▶ [Exercise details]
The answer is a number and nothing else: the count of lines in these entries containing the word "forward".

▶ [Stored data]
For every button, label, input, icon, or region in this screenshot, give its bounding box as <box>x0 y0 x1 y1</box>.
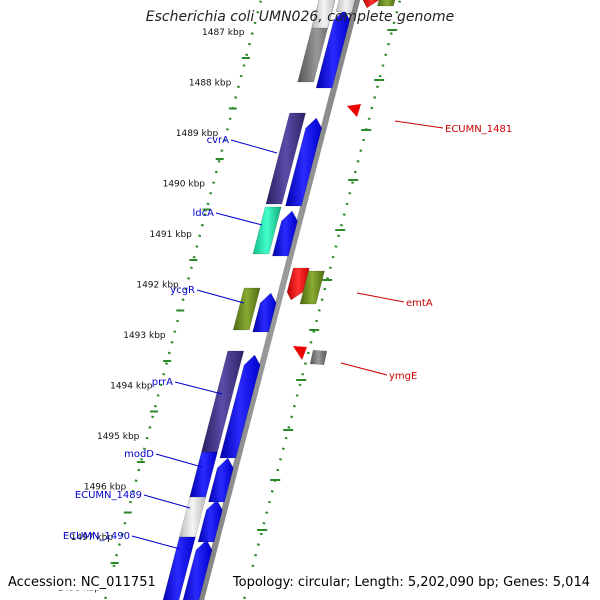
emtA-feature <box>299 270 325 305</box>
ldcA-feature <box>252 206 282 255</box>
forward-cds <box>197 499 223 543</box>
gene-label-ECUMN_1481: ECUMN_1481 <box>445 124 512 135</box>
guide-inner-left <box>103 0 263 600</box>
leader-line <box>131 535 181 550</box>
forward-cds <box>272 210 298 257</box>
leader-line <box>340 362 388 376</box>
accession-label: Accession: NC_011751 <box>8 575 160 590</box>
forward-cds <box>219 354 261 459</box>
topology-label: Topology: circular; Length: 5,202,090 bp… <box>228 575 590 590</box>
ECUMN_1490-feature <box>162 536 196 600</box>
gene-label-ycgR: ycgR <box>170 285 195 296</box>
ECUMN_1481-reverse-cds <box>347 104 361 117</box>
light-feature <box>335 0 356 13</box>
modD-feature <box>189 451 218 499</box>
gene-label-ECUMN_1489: ECUMN_1489 <box>75 490 142 501</box>
gene-labels: cvrA ldcA ycgR prrA modD ECUMN_1489 ECUMN_1490… <box>63 120 512 550</box>
leader-line <box>174 381 223 395</box>
tick-label: 1494 kbp <box>110 382 153 392</box>
olive-feature-top <box>377 0 396 7</box>
light-feature <box>311 0 336 29</box>
genome-backbone-shade <box>197 0 361 600</box>
genome-title: Escherichia coli UMN026, complete genome <box>145 9 455 25</box>
tick-label: 1490 kbp <box>163 180 206 190</box>
tick-label: 1495 kbp <box>97 432 140 442</box>
tick-label: 1493 kbp <box>123 331 166 341</box>
ycgR-feature <box>232 287 261 331</box>
tick-label: 1489 kbp <box>176 129 219 139</box>
leader-line <box>196 289 245 304</box>
tick-label: 1487 kbp <box>202 28 245 38</box>
forward-cds <box>285 117 322 207</box>
gene-features <box>162 0 396 600</box>
gene-label-emtA: emtA <box>406 298 433 309</box>
forward-cds <box>208 457 234 503</box>
forward-cds <box>182 539 213 600</box>
genome-backbone <box>197 0 361 600</box>
gene-label-ECUMN_1490: ECUMN_1490 <box>63 531 130 542</box>
ymgE-reverse-cds <box>293 346 307 360</box>
tick-label: 1488 kbp <box>189 79 232 89</box>
tick-label: 1497 kbp <box>71 533 114 543</box>
forward-cds <box>252 292 277 333</box>
leader-line <box>215 212 263 226</box>
tick-label: 1492 kbp <box>136 281 179 291</box>
leader-line <box>356 292 405 303</box>
reverse-cds-top <box>362 0 380 9</box>
gene-label-cvrA: cvrA <box>207 135 230 146</box>
leader-line <box>143 494 191 509</box>
leader-line <box>230 139 278 154</box>
tick-label: 1496 kbp <box>84 483 127 493</box>
guide-outer-right <box>242 0 402 600</box>
gene-label-modD: modD <box>124 449 154 460</box>
leader-line <box>394 120 444 129</box>
leader-line <box>155 453 203 468</box>
gene-label-ymgE: ymgE <box>389 371 417 382</box>
gene-label-prrA: prrA <box>152 377 173 388</box>
cvrA-feature <box>265 112 306 205</box>
emtA-reverse-cds <box>286 267 310 301</box>
tick-label: 1491 kbp <box>149 230 192 240</box>
gene-label-ldcA: ldcA <box>193 208 215 219</box>
ymgE-feature <box>310 350 327 365</box>
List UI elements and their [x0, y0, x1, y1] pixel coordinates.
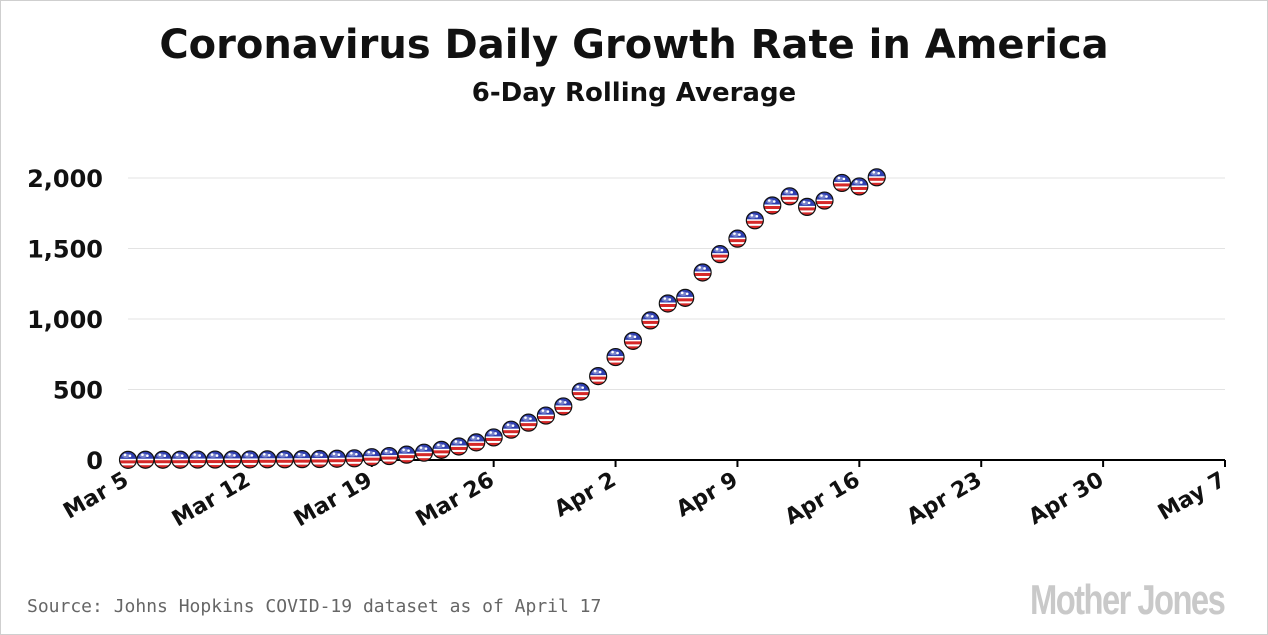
data-point	[623, 331, 643, 350]
data-point	[397, 445, 416, 464]
data-point	[815, 191, 834, 210]
data-point	[432, 440, 451, 459]
y-tick-label: 0	[86, 447, 103, 475]
data-point	[467, 433, 486, 452]
source-note: Source: Johns Hopkins COVID-19 dataset a…	[27, 596, 602, 617]
data-point	[327, 449, 347, 468]
data-point	[728, 229, 747, 248]
data-point	[780, 187, 799, 206]
y-tick-label: 1,500	[27, 236, 103, 264]
data-point	[293, 450, 312, 469]
data-point	[641, 311, 660, 330]
data-point	[850, 177, 869, 196]
data-point	[797, 197, 817, 217]
data-points	[118, 168, 886, 469]
data-point	[536, 406, 556, 425]
x-tick-label: Apr 16	[781, 468, 864, 531]
data-point	[710, 245, 730, 264]
grid-lines	[128, 177, 1225, 390]
data-point	[658, 294, 677, 313]
data-point	[118, 450, 138, 469]
data-point	[763, 196, 782, 215]
data-point	[571, 382, 590, 401]
data-point	[867, 168, 886, 187]
chart-title: Coronavirus Daily Growth Rate in America	[159, 22, 1109, 68]
data-point	[136, 450, 155, 469]
mother-jones-logo: Mother Jones	[1030, 576, 1226, 623]
data-point	[362, 448, 381, 467]
data-point	[606, 347, 625, 367]
data-point	[345, 449, 364, 468]
y-tick-labels: 0 500 1,000 1,500 2,000	[27, 165, 103, 475]
data-point	[240, 450, 259, 469]
data-point	[380, 446, 399, 466]
data-point	[275, 450, 294, 469]
data-point	[832, 173, 852, 193]
x-tick-label: Mar 5	[59, 468, 133, 525]
x-tick-labels: Mar 5 Mar 12 Mar 19 Mar 26 Apr 2 Apr 9 Apr 16 A…	[59, 468, 1230, 533]
x-tick-label: May 7	[1154, 468, 1230, 526]
x-tick-label: Apr 2	[550, 468, 620, 523]
data-point	[589, 367, 608, 386]
x-tick-label: Mar 26	[412, 468, 499, 533]
y-tick-label: 1,000	[27, 306, 103, 334]
data-point	[171, 450, 190, 469]
y-tick-label: 500	[53, 377, 103, 405]
x-tick-label: Apr 9	[672, 468, 742, 523]
x-tick-label: Mar 12	[168, 468, 255, 533]
y-tick-label: 2,000	[27, 165, 103, 193]
data-point	[310, 449, 329, 469]
data-point	[449, 437, 468, 456]
x-tick-label: Apr 23	[903, 468, 986, 531]
data-point	[258, 450, 277, 469]
data-point	[188, 450, 207, 469]
data-point	[205, 450, 225, 469]
data-point	[223, 450, 242, 469]
data-point	[745, 211, 764, 230]
data-point	[693, 263, 712, 282]
chart-subtitle: 6-Day Rolling Average	[471, 78, 797, 108]
data-point	[484, 428, 503, 447]
data-point	[153, 450, 172, 469]
x-tick-label: Apr 30	[1025, 468, 1108, 531]
data-point	[501, 420, 521, 439]
data-point	[519, 413, 538, 432]
x-tick-label: Mar 19	[290, 468, 377, 533]
data-point	[676, 288, 695, 307]
data-point	[554, 397, 573, 416]
data-point	[414, 443, 434, 462]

▶ [Your response]
7